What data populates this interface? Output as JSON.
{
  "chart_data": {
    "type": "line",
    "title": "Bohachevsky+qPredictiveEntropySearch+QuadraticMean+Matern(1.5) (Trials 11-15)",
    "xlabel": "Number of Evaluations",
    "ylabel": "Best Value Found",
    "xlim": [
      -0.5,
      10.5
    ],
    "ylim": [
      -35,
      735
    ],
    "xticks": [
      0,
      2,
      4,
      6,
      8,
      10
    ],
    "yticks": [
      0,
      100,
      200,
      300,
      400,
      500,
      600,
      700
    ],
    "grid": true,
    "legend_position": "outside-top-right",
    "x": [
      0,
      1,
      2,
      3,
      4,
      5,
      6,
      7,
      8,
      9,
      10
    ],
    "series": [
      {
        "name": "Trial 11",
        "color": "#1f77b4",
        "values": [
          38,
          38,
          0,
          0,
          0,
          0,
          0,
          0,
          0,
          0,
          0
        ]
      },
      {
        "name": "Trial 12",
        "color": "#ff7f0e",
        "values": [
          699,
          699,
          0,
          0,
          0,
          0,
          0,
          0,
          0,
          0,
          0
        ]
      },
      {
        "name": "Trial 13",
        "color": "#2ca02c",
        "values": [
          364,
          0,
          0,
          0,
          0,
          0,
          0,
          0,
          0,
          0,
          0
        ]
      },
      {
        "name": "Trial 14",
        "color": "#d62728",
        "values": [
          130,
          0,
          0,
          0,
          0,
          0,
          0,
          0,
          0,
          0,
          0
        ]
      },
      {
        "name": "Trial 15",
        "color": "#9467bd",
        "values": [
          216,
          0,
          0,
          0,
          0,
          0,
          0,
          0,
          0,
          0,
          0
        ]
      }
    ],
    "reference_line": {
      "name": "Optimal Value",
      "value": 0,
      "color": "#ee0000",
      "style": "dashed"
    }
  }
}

·····

Restate each record word for word.

What data populates this interface? Output as JSON.
{
  "chart_data": {
    "type": "line",
    "title": "Bohachevsky+qPredictiveEntropySearch+QuadraticMean+Matern(1.5) (Trials 11-15)",
    "xlabel": "Number of Evaluations",
    "ylabel": "Best Value Found",
    "xlim": [
      -0.5,
      10.5
    ],
    "ylim": [
      -35,
      735
    ],
    "xticks": [
      0,
      2,
      4,
      6,
      8,
      10
    ],
    "yticks": [
      0,
      100,
      200,
      300,
      400,
      500,
      600,
      700
    ],
    "grid": true,
    "legend_position": "outside-top-right",
    "x": [
      0,
      1,
      2,
      3,
      4,
      5,
      6,
      7,
      8,
      9,
      10
    ],
    "series": [
      {
        "name": "Trial 11",
        "color": "#1f77b4",
        "values": [
          38,
          38,
          0,
          0,
          0,
          0,
          0,
          0,
          0,
          0,
          0
        ]
      },
      {
        "name": "Trial 12",
        "color": "#ff7f0e",
        "values": [
          699,
          699,
          0,
          0,
          0,
          0,
          0,
          0,
          0,
          0,
          0
        ]
      },
      {
        "name": "Trial 13",
        "color": "#2ca02c",
        "values": [
          364,
          0,
          0,
          0,
          0,
          0,
          0,
          0,
          0,
          0,
          0
        ]
      },
      {
        "name": "Trial 14",
        "color": "#d62728",
        "values": [
          130,
          0,
          0,
          0,
          0,
          0,
          0,
          0,
          0,
          0,
          0
        ]
      },
      {
        "name": "Trial 15",
        "color": "#9467bd",
        "values": [
          216,
          0,
          0,
          0,
          0,
          0,
          0,
          0,
          0,
          0,
          0
        ]
      }
    ],
    "reference_line": {
      "name": "Optimal Value",
      "value": 0,
      "color": "#ee0000",
      "style": "dashed"
    }
  }
}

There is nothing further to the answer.